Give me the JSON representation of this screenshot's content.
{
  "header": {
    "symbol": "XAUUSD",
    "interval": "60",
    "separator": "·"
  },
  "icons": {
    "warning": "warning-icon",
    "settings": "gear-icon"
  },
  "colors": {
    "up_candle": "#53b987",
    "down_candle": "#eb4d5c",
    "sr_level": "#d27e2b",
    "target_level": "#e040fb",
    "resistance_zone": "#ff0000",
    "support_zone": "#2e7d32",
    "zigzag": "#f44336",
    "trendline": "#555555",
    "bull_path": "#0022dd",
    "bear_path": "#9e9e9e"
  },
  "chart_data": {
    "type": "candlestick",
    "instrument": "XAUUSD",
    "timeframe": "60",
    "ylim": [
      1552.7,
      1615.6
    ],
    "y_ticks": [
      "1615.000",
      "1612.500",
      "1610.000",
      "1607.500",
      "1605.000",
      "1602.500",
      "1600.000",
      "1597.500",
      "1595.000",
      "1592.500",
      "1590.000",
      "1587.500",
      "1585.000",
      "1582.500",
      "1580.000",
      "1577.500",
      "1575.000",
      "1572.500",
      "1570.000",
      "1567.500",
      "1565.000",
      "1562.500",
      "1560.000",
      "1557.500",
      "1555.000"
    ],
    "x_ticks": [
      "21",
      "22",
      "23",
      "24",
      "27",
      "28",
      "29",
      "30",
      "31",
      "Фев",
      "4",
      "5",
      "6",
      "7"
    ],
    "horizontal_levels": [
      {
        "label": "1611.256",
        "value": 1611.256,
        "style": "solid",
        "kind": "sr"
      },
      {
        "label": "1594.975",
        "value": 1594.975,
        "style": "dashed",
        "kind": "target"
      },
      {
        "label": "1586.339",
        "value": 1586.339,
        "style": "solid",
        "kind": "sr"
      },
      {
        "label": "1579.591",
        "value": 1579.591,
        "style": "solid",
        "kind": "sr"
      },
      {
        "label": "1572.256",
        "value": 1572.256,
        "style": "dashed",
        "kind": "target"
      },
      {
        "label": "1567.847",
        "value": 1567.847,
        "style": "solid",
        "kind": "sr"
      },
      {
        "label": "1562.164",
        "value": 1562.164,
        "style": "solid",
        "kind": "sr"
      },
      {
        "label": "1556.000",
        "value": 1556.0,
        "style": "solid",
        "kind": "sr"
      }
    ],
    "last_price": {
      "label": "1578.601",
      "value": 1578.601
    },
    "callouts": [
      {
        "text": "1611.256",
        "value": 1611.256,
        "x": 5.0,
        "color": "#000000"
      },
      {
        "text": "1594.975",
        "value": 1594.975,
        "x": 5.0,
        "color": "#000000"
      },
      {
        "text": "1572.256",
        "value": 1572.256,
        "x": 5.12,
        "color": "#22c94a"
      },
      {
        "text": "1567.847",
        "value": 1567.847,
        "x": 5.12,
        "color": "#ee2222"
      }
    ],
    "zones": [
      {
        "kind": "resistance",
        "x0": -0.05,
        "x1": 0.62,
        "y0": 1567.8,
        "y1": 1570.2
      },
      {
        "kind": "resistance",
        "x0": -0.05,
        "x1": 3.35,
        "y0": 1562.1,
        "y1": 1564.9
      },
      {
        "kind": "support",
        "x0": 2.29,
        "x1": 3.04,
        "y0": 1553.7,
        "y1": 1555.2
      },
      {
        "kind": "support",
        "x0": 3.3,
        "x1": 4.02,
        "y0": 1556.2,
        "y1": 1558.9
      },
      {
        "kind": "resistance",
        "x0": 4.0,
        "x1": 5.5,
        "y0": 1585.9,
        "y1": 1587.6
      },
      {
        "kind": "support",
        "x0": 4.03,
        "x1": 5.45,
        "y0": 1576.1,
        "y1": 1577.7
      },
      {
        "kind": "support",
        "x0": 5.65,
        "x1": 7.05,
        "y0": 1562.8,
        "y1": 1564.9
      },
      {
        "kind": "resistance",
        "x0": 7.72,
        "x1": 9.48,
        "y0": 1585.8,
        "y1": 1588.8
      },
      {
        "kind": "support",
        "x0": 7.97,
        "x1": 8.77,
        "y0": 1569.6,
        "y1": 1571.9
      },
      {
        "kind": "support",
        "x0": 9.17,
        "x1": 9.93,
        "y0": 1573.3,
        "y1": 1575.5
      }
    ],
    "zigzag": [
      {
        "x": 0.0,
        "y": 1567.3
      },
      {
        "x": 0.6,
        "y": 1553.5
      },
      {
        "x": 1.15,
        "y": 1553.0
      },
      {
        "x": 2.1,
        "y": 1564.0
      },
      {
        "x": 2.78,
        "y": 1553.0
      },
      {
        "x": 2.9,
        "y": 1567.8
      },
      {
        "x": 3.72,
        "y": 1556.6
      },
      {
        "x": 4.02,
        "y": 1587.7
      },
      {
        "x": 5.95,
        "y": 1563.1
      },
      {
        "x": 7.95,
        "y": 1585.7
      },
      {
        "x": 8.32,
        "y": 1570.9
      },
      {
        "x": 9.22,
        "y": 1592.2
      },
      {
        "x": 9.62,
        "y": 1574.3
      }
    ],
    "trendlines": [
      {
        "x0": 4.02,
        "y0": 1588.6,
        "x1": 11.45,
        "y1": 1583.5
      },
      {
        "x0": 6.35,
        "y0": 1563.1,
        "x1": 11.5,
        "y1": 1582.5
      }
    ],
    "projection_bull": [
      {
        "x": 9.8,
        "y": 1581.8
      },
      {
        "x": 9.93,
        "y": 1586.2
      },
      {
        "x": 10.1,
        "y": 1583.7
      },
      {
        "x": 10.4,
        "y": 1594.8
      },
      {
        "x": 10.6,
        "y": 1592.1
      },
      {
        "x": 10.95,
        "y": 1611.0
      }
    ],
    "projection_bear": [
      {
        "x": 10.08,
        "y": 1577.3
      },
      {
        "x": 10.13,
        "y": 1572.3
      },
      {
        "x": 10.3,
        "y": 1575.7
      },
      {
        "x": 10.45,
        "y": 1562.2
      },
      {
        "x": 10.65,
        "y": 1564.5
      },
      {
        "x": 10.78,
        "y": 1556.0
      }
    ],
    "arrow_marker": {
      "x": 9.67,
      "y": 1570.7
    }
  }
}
* * * *
Which lines contain "label"? Show each of them.

__THE RESULT__
        "label": "1611.256",
        "label": "1594.975",
        "label": "1586.339",
        "label": "1579.591",
        "label": "1572.256",
        "label": "1567.847",
        "label": "1562.164",
        "label": "1556.000",
      "label": "1578.601",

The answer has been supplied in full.